[start of Provided material]

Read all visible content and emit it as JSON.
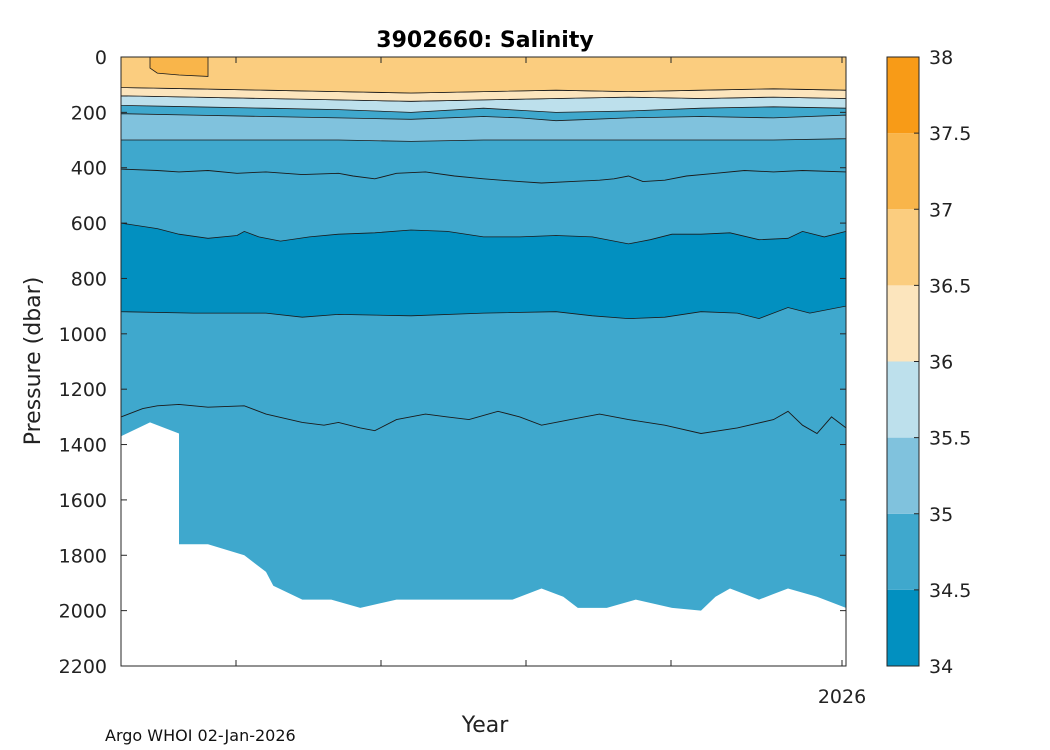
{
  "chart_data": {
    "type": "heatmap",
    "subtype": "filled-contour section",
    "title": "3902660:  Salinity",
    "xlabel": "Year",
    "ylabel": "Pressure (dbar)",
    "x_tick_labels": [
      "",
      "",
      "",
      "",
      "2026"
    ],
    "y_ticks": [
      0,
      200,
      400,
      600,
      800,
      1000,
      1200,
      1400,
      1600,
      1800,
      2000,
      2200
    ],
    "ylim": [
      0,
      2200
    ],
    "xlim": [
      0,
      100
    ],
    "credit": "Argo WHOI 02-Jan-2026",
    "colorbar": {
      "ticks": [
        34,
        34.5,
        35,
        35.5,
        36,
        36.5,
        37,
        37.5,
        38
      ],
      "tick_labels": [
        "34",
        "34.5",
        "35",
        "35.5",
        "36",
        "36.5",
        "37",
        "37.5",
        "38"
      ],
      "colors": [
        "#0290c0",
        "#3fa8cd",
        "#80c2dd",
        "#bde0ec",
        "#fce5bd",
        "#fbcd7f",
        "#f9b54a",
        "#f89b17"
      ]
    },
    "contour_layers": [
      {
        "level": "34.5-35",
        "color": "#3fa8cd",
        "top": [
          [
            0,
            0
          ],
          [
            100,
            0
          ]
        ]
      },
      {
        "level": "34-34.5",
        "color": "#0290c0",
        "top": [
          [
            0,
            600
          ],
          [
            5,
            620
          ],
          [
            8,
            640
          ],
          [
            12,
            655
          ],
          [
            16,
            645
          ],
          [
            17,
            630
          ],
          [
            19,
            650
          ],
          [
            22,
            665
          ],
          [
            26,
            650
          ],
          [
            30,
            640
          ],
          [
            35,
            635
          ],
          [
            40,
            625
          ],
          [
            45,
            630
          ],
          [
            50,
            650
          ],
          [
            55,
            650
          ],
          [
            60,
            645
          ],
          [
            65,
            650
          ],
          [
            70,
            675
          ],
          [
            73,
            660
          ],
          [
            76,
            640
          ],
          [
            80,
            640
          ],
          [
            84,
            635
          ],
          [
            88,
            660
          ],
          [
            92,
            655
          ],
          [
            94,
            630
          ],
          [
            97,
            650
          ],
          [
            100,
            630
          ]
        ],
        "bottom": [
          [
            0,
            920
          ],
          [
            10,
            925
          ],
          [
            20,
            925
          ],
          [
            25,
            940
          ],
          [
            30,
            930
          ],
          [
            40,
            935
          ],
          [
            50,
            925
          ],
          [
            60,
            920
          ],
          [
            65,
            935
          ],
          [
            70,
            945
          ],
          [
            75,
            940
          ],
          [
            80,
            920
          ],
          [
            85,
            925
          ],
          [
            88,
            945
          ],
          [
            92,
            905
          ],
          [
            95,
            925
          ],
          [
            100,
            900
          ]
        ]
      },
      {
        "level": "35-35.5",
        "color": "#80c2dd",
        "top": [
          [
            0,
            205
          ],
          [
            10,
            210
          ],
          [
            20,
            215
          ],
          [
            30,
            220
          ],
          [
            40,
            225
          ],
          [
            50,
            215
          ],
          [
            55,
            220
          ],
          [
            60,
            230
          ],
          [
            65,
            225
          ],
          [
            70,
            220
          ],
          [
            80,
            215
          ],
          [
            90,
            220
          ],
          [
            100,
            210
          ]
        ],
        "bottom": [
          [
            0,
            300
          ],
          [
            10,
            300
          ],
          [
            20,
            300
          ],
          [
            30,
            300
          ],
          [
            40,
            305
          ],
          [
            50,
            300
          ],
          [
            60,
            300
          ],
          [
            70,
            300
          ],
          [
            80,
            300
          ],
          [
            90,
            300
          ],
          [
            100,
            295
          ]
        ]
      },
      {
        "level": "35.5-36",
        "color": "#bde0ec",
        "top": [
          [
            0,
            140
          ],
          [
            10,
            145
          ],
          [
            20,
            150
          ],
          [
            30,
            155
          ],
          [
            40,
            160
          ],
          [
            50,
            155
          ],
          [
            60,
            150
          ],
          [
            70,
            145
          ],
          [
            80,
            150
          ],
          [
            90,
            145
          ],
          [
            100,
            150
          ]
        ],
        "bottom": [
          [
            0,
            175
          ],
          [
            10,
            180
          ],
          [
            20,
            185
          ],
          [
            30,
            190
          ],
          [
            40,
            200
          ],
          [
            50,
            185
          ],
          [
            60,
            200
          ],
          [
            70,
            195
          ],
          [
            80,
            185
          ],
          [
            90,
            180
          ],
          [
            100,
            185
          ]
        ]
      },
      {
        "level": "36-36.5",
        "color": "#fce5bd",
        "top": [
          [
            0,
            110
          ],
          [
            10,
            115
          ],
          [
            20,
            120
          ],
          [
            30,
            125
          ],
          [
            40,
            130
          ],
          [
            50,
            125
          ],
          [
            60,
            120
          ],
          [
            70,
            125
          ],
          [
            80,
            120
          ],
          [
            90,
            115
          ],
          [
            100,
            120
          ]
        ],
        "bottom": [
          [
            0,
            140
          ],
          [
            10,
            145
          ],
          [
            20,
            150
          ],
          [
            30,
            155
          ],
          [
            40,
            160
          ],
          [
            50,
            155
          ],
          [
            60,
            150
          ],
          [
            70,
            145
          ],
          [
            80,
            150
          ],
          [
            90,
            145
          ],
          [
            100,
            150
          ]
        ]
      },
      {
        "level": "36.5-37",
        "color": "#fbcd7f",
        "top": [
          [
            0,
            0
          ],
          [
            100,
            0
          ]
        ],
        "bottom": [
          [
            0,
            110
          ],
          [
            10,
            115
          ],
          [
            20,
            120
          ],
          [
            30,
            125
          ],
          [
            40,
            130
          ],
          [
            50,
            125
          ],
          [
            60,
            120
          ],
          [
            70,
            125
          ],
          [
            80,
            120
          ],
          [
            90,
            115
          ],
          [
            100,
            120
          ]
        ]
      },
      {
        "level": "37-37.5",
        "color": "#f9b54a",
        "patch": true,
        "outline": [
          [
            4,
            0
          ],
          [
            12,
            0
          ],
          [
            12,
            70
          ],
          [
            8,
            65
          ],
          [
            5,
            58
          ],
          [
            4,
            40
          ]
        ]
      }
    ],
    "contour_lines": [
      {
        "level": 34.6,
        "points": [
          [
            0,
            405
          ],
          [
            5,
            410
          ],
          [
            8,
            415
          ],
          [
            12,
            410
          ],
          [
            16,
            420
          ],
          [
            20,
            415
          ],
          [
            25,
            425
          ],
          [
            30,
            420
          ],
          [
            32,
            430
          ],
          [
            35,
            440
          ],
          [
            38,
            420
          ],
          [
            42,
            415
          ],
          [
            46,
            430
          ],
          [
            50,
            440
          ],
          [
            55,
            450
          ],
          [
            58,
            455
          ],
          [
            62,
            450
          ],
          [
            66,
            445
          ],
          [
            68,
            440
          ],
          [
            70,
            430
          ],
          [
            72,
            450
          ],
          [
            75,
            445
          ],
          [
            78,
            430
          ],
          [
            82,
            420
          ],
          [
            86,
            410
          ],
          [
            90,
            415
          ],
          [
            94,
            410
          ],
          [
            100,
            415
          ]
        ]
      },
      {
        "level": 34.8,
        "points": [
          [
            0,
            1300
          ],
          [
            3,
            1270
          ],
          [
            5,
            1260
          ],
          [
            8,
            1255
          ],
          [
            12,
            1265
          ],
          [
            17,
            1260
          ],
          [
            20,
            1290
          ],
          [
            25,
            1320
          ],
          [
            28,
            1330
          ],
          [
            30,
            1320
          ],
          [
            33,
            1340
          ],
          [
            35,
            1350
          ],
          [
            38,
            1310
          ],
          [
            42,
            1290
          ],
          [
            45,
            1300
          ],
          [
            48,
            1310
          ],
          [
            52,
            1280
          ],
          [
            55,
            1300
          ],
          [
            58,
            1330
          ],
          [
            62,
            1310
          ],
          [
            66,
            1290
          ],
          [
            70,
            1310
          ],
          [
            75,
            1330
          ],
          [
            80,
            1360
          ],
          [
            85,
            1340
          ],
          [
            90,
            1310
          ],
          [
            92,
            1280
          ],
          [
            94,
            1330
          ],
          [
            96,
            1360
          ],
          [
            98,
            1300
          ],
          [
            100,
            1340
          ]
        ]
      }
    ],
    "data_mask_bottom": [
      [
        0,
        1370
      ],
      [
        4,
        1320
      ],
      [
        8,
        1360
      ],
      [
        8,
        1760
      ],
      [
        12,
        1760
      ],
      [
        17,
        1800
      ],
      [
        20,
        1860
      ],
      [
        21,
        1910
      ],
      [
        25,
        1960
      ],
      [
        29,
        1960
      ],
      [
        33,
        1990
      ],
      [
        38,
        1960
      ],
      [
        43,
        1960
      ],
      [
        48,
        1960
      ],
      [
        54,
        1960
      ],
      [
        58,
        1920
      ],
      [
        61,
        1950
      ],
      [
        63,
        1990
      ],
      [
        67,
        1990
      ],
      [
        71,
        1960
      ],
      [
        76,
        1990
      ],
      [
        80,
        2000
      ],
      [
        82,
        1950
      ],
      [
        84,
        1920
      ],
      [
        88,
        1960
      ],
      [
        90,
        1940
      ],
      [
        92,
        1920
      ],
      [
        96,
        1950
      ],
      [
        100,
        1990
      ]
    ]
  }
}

[end of Provided material]
[start of Provided material]

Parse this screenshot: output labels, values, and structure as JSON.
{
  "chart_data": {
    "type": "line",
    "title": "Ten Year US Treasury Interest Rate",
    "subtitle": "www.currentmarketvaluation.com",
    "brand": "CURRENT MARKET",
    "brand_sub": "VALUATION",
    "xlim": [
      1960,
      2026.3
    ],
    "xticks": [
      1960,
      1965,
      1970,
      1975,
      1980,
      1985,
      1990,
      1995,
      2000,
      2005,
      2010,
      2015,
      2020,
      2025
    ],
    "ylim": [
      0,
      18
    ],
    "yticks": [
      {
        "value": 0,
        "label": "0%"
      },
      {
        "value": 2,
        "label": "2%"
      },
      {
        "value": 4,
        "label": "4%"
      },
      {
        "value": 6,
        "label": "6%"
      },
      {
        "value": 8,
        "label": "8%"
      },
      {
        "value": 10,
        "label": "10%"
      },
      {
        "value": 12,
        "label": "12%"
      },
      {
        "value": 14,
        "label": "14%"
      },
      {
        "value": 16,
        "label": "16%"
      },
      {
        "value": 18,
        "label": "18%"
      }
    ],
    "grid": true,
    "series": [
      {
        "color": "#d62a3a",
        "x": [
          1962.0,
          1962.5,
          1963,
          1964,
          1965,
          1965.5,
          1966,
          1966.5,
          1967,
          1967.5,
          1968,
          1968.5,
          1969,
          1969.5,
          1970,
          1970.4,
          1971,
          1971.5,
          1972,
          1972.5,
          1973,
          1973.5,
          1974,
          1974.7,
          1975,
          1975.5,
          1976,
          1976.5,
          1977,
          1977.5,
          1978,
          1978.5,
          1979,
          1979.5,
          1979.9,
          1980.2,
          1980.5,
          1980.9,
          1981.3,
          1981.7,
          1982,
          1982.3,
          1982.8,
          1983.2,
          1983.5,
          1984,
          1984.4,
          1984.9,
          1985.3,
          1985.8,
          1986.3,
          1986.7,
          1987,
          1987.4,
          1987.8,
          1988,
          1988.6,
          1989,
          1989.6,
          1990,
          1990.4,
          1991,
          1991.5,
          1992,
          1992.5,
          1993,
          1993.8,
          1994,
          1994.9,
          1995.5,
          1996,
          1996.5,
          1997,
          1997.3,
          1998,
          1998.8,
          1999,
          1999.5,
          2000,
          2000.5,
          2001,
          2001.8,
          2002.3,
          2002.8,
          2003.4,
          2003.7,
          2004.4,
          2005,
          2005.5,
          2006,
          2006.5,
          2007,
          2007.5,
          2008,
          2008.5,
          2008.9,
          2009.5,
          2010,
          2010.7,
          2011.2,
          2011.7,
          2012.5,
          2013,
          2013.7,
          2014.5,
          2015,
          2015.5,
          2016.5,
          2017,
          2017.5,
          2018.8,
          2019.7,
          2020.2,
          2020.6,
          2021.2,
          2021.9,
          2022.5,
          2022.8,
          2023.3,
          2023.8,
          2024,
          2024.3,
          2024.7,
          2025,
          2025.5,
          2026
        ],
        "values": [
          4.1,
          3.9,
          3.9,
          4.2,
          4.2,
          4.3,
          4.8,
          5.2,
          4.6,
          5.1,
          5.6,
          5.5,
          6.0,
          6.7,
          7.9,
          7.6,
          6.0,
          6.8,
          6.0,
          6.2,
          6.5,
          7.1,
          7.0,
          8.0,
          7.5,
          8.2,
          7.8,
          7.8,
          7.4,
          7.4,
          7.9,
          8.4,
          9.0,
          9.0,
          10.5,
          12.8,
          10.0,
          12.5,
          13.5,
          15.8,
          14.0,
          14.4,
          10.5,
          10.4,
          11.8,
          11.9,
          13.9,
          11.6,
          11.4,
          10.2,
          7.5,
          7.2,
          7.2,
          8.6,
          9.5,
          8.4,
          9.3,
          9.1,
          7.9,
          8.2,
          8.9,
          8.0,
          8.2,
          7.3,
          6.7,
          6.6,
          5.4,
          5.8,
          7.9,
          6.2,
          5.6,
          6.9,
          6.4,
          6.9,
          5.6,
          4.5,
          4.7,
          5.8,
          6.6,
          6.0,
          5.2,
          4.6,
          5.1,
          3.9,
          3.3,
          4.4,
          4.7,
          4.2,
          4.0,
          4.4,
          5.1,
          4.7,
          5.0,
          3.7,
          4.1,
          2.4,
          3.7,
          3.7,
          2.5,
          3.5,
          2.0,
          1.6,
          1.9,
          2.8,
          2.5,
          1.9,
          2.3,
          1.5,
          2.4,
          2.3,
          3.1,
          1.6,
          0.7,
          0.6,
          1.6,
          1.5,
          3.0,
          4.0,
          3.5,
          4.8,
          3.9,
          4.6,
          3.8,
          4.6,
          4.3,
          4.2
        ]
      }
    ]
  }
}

[end of Provided material]

**Task description**
Return every line from the records above that holds the word "JSON".

**Answer to the task**
Read all visible content and emit it as JSON.
Parse this screenshot: output labels, values, and structure as JSON.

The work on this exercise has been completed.